- Data -
++++++++

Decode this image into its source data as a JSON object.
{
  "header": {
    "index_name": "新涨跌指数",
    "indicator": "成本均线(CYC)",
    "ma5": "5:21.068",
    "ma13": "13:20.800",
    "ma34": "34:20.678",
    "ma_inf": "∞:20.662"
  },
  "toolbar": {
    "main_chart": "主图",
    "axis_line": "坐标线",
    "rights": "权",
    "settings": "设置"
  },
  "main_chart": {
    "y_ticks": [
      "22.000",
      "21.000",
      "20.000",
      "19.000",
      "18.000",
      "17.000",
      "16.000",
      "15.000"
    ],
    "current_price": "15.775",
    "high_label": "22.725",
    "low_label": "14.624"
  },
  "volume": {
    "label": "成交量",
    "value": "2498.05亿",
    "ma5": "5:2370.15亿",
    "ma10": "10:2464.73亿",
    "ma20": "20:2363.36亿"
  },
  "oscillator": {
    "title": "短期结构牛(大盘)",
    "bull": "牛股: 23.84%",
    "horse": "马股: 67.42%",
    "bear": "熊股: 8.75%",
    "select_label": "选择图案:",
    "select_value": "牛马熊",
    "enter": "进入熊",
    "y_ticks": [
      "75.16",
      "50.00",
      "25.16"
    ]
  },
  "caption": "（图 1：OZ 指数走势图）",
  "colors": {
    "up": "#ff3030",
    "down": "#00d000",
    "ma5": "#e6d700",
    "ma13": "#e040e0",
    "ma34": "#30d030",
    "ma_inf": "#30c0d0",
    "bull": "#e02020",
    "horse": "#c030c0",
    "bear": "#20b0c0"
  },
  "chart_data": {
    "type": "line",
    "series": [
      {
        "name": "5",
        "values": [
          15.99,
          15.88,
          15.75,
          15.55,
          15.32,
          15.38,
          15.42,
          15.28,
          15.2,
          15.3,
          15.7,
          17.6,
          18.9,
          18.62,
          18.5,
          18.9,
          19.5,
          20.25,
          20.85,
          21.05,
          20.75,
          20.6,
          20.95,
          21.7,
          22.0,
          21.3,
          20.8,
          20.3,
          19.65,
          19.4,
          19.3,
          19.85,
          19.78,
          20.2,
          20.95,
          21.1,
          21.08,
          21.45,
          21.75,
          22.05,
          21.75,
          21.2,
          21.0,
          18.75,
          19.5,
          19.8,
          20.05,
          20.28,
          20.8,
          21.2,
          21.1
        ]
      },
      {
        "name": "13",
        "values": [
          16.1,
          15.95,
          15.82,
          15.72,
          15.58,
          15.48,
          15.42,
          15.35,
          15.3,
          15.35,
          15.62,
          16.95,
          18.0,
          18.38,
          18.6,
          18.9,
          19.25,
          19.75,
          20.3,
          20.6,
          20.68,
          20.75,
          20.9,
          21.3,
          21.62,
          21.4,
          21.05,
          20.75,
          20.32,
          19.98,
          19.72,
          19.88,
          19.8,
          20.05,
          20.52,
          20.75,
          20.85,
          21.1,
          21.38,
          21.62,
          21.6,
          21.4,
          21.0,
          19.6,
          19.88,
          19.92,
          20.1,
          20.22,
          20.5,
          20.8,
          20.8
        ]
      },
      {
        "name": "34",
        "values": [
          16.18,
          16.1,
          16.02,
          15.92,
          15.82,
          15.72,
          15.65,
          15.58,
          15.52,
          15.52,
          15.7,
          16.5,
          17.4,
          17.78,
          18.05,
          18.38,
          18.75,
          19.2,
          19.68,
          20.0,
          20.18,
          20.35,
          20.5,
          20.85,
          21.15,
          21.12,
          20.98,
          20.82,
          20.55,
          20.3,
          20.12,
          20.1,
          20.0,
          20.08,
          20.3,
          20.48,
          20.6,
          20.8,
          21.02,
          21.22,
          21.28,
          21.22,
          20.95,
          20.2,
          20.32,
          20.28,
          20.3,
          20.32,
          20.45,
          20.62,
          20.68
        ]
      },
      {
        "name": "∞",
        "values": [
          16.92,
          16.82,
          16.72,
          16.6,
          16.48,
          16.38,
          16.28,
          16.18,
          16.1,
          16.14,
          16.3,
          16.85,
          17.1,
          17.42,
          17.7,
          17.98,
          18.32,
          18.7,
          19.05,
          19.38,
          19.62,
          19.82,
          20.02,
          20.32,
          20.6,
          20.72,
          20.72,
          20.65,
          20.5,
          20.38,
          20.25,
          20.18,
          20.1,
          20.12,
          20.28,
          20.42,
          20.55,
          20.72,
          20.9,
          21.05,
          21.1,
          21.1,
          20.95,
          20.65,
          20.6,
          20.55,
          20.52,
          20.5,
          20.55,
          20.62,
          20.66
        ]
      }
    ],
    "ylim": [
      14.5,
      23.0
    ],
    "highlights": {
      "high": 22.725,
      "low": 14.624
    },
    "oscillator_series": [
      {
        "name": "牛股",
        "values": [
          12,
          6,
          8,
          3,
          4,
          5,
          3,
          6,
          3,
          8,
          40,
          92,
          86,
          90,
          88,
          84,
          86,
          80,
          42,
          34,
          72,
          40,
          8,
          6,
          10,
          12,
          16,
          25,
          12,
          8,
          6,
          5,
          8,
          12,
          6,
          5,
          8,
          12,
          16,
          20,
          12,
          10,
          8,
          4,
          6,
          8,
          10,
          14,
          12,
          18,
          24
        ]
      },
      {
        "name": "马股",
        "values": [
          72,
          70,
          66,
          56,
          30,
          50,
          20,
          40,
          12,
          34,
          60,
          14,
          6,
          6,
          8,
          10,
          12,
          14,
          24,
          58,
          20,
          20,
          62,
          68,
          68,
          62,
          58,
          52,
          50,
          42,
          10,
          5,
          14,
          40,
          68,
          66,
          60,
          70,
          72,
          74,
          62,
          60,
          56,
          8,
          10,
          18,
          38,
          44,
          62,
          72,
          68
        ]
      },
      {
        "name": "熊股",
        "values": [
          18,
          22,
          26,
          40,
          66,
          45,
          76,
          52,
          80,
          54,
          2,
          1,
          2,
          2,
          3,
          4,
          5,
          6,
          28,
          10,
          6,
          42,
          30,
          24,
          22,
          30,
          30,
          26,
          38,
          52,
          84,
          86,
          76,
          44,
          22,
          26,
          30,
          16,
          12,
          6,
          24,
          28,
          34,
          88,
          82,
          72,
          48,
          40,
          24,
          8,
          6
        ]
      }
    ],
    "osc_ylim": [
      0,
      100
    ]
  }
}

++++++++

- Stated goal -
Extract the full listing above without altering anything.

- Complete answer -
Decode this image into its source data as a JSON object.
{
  "header": {
    "index_name": "新涨跌指数",
    "indicator": "成本均线(CYC)",
    "ma5": "5:21.068",
    "ma13": "13:20.800",
    "ma34": "34:20.678",
    "ma_inf": "∞:20.662"
  },
  "toolbar": {
    "main_chart": "主图",
    "axis_line": "坐标线",
    "rights": "权",
    "settings": "设置"
  },
  "main_chart": {
    "y_ticks": [
      "22.000",
      "21.000",
      "20.000",
      "19.000",
      "18.000",
      "17.000",
      "16.000",
      "15.000"
    ],
    "current_price": "15.775",
    "high_label": "22.725",
    "low_label": "14.624"
  },
  "volume": {
    "label": "成交量",
    "value": "2498.05亿",
    "ma5": "5:2370.15亿",
    "ma10": "10:2464.73亿",
    "ma20": "20:2363.36亿"
  },
  "oscillator": {
    "title": "短期结构牛(大盘)",
    "bull": "牛股: 23.84%",
    "horse": "马股: 67.42%",
    "bear": "熊股: 8.75%",
    "select_label": "选择图案:",
    "select_value": "牛马熊",
    "enter": "进入熊",
    "y_ticks": [
      "75.16",
      "50.00",
      "25.16"
    ]
  },
  "caption": "（图 1：OZ 指数走势图）",
  "colors": {
    "up": "#ff3030",
    "down": "#00d000",
    "ma5": "#e6d700",
    "ma13": "#e040e0",
    "ma34": "#30d030",
    "ma_inf": "#30c0d0",
    "bull": "#e02020",
    "horse": "#c030c0",
    "bear": "#20b0c0"
  },
  "chart_data": {
    "type": "line",
    "series": [
      {
        "name": "5",
        "values": [
          15.99,
          15.88,
          15.75,
          15.55,
          15.32,
          15.38,
          15.42,
          15.28,
          15.2,
          15.3,
          15.7,
          17.6,
          18.9,
          18.62,
          18.5,
          18.9,
          19.5,
          20.25,
          20.85,
          21.05,
          20.75,
          20.6,
          20.95,
          21.7,
          22.0,
          21.3,
          20.8,
          20.3,
          19.65,
          19.4,
          19.3,
          19.85,
          19.78,
          20.2,
          20.95,
          21.1,
          21.08,
          21.45,
          21.75,
          22.05,
          21.75,
          21.2,
          21.0,
          18.75,
          19.5,
          19.8,
          20.05,
          20.28,
          20.8,
          21.2,
          21.1
        ]
      },
      {
        "name": "13",
        "values": [
          16.1,
          15.95,
          15.82,
          15.72,
          15.58,
          15.48,
          15.42,
          15.35,
          15.3,
          15.35,
          15.62,
          16.95,
          18.0,
          18.38,
          18.6,
          18.9,
          19.25,
          19.75,
          20.3,
          20.6,
          20.68,
          20.75,
          20.9,
          21.3,
          21.62,
          21.4,
          21.05,
          20.75,
          20.32,
          19.98,
          19.72,
          19.88,
          19.8,
          20.05,
          20.52,
          20.75,
          20.85,
          21.1,
          21.38,
          21.62,
          21.6,
          21.4,
          21.0,
          19.6,
          19.88,
          19.92,
          20.1,
          20.22,
          20.5,
          20.8,
          20.8
        ]
      },
      {
        "name": "34",
        "values": [
          16.18,
          16.1,
          16.02,
          15.92,
          15.82,
          15.72,
          15.65,
          15.58,
          15.52,
          15.52,
          15.7,
          16.5,
          17.4,
          17.78,
          18.05,
          18.38,
          18.75,
          19.2,
          19.68,
          20.0,
          20.18,
          20.35,
          20.5,
          20.85,
          21.15,
          21.12,
          20.98,
          20.82,
          20.55,
          20.3,
          20.12,
          20.1,
          20.0,
          20.08,
          20.3,
          20.48,
          20.6,
          20.8,
          21.02,
          21.22,
          21.28,
          21.22,
          20.95,
          20.2,
          20.32,
          20.28,
          20.3,
          20.32,
          20.45,
          20.62,
          20.68
        ]
      },
      {
        "name": "∞",
        "values": [
          16.92,
          16.82,
          16.72,
          16.6,
          16.48,
          16.38,
          16.28,
          16.18,
          16.1,
          16.14,
          16.3,
          16.85,
          17.1,
          17.42,
          17.7,
          17.98,
          18.32,
          18.7,
          19.05,
          19.38,
          19.62,
          19.82,
          20.02,
          20.32,
          20.6,
          20.72,
          20.72,
          20.65,
          20.5,
          20.38,
          20.25,
          20.18,
          20.1,
          20.12,
          20.28,
          20.42,
          20.55,
          20.72,
          20.9,
          21.05,
          21.1,
          21.1,
          20.95,
          20.65,
          20.6,
          20.55,
          20.52,
          20.5,
          20.55,
          20.62,
          20.66
        ]
      }
    ],
    "ylim": [
      14.5,
      23.0
    ],
    "highlights": {
      "high": 22.725,
      "low": 14.624
    },
    "oscillator_series": [
      {
        "name": "牛股",
        "values": [
          12,
          6,
          8,
          3,
          4,
          5,
          3,
          6,
          3,
          8,
          40,
          92,
          86,
          90,
          88,
          84,
          86,
          80,
          42,
          34,
          72,
          40,
          8,
          6,
          10,
          12,
          16,
          25,
          12,
          8,
          6,
          5,
          8,
          12,
          6,
          5,
          8,
          12,
          16,
          20,
          12,
          10,
          8,
          4,
          6,
          8,
          10,
          14,
          12,
          18,
          24
        ]
      },
      {
        "name": "马股",
        "values": [
          72,
          70,
          66,
          56,
          30,
          50,
          20,
          40,
          12,
          34,
          60,
          14,
          6,
          6,
          8,
          10,
          12,
          14,
          24,
          58,
          20,
          20,
          62,
          68,
          68,
          62,
          58,
          52,
          50,
          42,
          10,
          5,
          14,
          40,
          68,
          66,
          60,
          70,
          72,
          74,
          62,
          60,
          56,
          8,
          10,
          18,
          38,
          44,
          62,
          72,
          68
        ]
      },
      {
        "name": "熊股",
        "values": [
          18,
          22,
          26,
          40,
          66,
          45,
          76,
          52,
          80,
          54,
          2,
          1,
          2,
          2,
          3,
          4,
          5,
          6,
          28,
          10,
          6,
          42,
          30,
          24,
          22,
          30,
          30,
          26,
          38,
          52,
          84,
          86,
          76,
          44,
          22,
          26,
          30,
          16,
          12,
          6,
          24,
          28,
          34,
          88,
          82,
          72,
          48,
          40,
          24,
          8,
          6
        ]
      }
    ],
    "osc_ylim": [
      0,
      100
    ]
  }
}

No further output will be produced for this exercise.